BRONFRAGMENT:
◇ ◇ ◇
3.1.2. Tot 1992 was belanghebbende niet belastingplichtig voor de vennootschapsbelasting. Op 1 januari van genoemd jaar is zij belastingplichtig geworden als gevolg van de Wet van 12 december 1991, Stb. 697, zoals gewijzigd bij de Wet van 12 december 1991, Stb. 698.
3.1.3. In haar balans per 1 januari 1992 heeft belanghebbende de pensioenverplichtingen gewaardeerd door de toekomstige uitkeringen contant te maken tegen 7% en met verwaarlozing van de verplichting tot voorwaardelijke open indexering. In de balans per 31 december 1992 heeft belanghebbende als contantmakingsrente 4% gehanteerd en de indexering opnieuw verwaarloosd.
3.2. Het Hof heeft geoordeeld dat ter bepaling van de waarde van belanghebbendes pensioenverplichtingen per 1 januari 1992, welke alsdan moeten worden gewaardeerd op de waarde in het economische verkeer, een netto-rekenrente van 4% moet worden gehanteerd. Dat oordeel is van feitelijke aard en niet onbegrijpelijk, zodat het in cassatie niet met vrucht kan worden bestreden. De middelen bestrijden dat oordeel derhalve tevergeefs.
4. Proceskosten
De Hoge Raad acht geen termen aanwezig voor een veroordeling in de proceskosten als bedoeld in artikel 5a van de Wet administratieve rechtspraak belastingzaken.
5. Beslissing
De Hoge Raad verwerpt het beroep.
Dit arrest is op 14 juli 2000 vastgesteld door de vice-president R.J.J. Jansen als voorzitter, en de raadsheren A.E. de Moor, F.W.G.M. van Brunschot, D.G. van Vliet en P. Lourens, in tegenwoordigheid van de waarnemend griffier J.M. van Hooff, en op die datum in het openbaar uitgesproken.
◇ ◇ ◇
AANGELEVERD MATERIAAL:
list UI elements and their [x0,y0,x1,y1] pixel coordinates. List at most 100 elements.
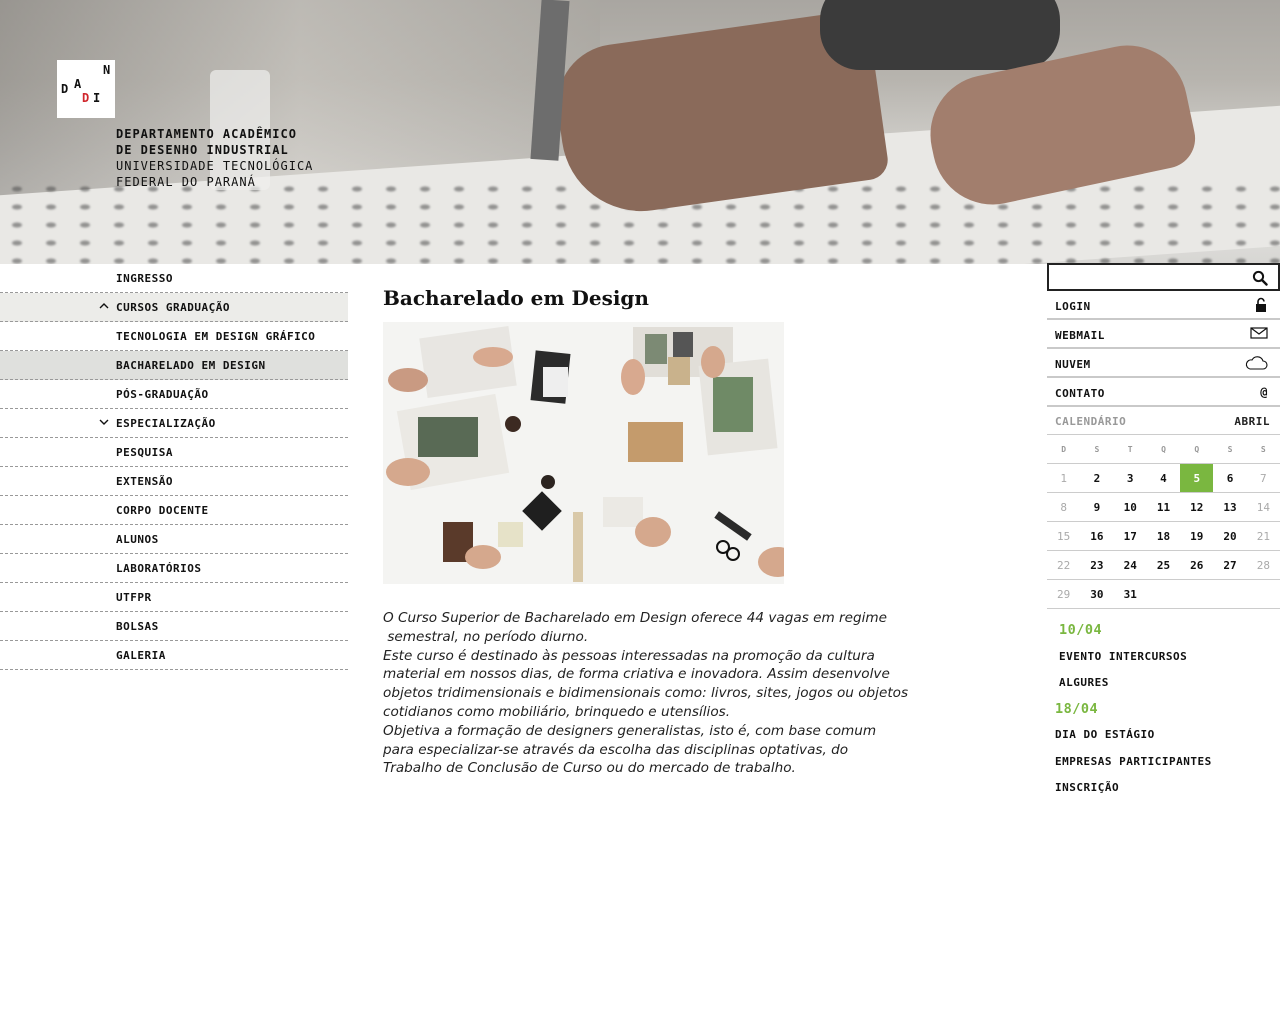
◇ ◇ ◇
WAT GEVRAAGD WORDT:
Geef uit het arrest over de pensioenverplichtingen hierboven de tekst vanaf "Dit arrest is" tot en met "het openbaar uitgesproken." woordelijk weer.

UITGEWERKTE OPDRACHT:
Dit arrest is op 14 juli 2000 vastgesteld door de vice-president R.J.J. Jansen als voorzitter, en de raadsheren A.E. de Moor, F.W.G.M. van Brunschot, D.G. van Vliet en P. Lourens, in tegenwoordigheid van de waarnemend griffier J.M. van Hooff, en op die datum in het openbaar uitgesproken.